Problem description. Can you render the records as a numbered list, from their first line through the line that contains "legend-entry-label: 283 K 预测结果", skipping any blank lines?

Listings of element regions
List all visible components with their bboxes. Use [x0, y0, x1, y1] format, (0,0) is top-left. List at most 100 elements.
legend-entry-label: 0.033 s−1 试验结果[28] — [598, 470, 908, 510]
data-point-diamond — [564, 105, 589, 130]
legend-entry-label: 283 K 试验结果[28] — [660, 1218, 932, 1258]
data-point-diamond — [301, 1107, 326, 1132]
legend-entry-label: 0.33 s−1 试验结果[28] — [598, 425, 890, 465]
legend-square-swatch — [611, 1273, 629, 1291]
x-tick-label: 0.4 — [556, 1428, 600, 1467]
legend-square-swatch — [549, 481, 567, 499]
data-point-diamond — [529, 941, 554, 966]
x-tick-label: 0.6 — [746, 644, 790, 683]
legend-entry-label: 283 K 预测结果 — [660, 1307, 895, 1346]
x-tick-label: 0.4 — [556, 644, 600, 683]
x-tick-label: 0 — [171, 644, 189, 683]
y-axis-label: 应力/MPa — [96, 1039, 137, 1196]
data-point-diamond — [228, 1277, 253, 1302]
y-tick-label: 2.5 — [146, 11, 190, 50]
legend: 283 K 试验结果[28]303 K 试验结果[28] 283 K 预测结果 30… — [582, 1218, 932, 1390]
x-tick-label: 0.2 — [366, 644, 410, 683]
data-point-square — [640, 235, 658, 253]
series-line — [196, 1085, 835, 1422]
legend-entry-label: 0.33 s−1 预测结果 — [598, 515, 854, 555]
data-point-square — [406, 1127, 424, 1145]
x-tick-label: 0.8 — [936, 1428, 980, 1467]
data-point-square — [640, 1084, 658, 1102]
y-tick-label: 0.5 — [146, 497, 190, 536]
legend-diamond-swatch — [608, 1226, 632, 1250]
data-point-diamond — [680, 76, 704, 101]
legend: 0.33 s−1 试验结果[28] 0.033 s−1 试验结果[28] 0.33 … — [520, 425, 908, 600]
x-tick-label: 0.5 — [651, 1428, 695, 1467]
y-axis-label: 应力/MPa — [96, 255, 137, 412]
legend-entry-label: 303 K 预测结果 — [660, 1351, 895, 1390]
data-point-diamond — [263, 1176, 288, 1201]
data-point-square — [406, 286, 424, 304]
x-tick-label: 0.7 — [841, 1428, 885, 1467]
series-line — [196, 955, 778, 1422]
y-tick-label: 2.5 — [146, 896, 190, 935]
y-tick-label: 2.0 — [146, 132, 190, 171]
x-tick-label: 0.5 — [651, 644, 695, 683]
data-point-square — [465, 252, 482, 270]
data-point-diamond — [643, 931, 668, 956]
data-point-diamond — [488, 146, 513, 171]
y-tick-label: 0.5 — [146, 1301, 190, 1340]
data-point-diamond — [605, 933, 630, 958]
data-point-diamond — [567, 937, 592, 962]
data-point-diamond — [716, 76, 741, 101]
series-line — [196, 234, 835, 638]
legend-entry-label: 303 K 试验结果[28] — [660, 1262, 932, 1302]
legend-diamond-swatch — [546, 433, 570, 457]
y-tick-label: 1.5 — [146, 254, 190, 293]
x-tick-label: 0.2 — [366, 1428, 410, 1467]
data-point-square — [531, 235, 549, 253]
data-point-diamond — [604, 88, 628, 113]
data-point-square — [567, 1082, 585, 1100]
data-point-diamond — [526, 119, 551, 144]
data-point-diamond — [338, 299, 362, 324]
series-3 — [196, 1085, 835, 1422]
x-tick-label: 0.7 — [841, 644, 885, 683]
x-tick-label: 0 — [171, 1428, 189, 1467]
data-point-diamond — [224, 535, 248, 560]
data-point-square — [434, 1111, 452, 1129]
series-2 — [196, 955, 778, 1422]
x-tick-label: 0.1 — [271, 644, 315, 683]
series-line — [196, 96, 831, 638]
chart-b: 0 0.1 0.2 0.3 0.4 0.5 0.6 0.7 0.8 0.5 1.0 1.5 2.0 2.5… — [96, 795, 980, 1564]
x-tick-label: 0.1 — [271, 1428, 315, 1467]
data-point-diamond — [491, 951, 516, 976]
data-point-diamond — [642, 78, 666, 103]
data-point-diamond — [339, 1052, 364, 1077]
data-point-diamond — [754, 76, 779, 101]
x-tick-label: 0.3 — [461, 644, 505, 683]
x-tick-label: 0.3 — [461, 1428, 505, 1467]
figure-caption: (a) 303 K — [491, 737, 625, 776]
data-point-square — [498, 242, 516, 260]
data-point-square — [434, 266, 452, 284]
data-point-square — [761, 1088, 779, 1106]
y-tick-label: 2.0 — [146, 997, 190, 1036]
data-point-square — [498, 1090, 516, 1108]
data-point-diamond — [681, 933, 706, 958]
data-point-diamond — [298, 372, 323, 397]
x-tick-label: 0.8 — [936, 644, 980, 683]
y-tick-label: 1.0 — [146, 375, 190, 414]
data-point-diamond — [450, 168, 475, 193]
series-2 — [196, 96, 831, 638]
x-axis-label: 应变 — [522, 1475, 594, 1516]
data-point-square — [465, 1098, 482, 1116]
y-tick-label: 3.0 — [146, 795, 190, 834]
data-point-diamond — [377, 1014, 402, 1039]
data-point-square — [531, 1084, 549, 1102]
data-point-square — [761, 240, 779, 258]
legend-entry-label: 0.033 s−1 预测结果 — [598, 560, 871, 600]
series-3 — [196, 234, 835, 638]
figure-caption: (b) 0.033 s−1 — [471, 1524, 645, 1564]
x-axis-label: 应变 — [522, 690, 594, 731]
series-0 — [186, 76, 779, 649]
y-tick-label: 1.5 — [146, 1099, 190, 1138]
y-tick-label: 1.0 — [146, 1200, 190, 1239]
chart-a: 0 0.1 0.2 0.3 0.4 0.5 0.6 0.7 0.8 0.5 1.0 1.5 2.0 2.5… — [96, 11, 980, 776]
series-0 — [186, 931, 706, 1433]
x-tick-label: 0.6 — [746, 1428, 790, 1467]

Task solution.
1. List all visible components with their bboxes. Use [x0, y0, x1, y1] format, (0,0) is top-left. List at most 100 elements.
2. legend-entry-label: 0.033 s−1 试验结果[28] — [598, 470, 908, 510]
3. data-point-diamond — [564, 105, 589, 130]
4. legend-entry-label: 283 K 试验结果[28] — [660, 1218, 932, 1258]
5. data-point-diamond — [301, 1107, 326, 1132]
6. legend-entry-label: 0.33 s−1 试验结果[28] — [598, 425, 890, 465]
7. legend-square-swatch — [611, 1273, 629, 1291]
8. x-tick-label: 0.4 — [556, 1428, 600, 1467]
9. legend-square-swatch — [549, 481, 567, 499]
10. data-point-diamond — [529, 941, 554, 966]
11. x-tick-label: 0.6 — [746, 644, 790, 683]
12. legend-entry-label: 283 K 预测结果 — [660, 1307, 895, 1346]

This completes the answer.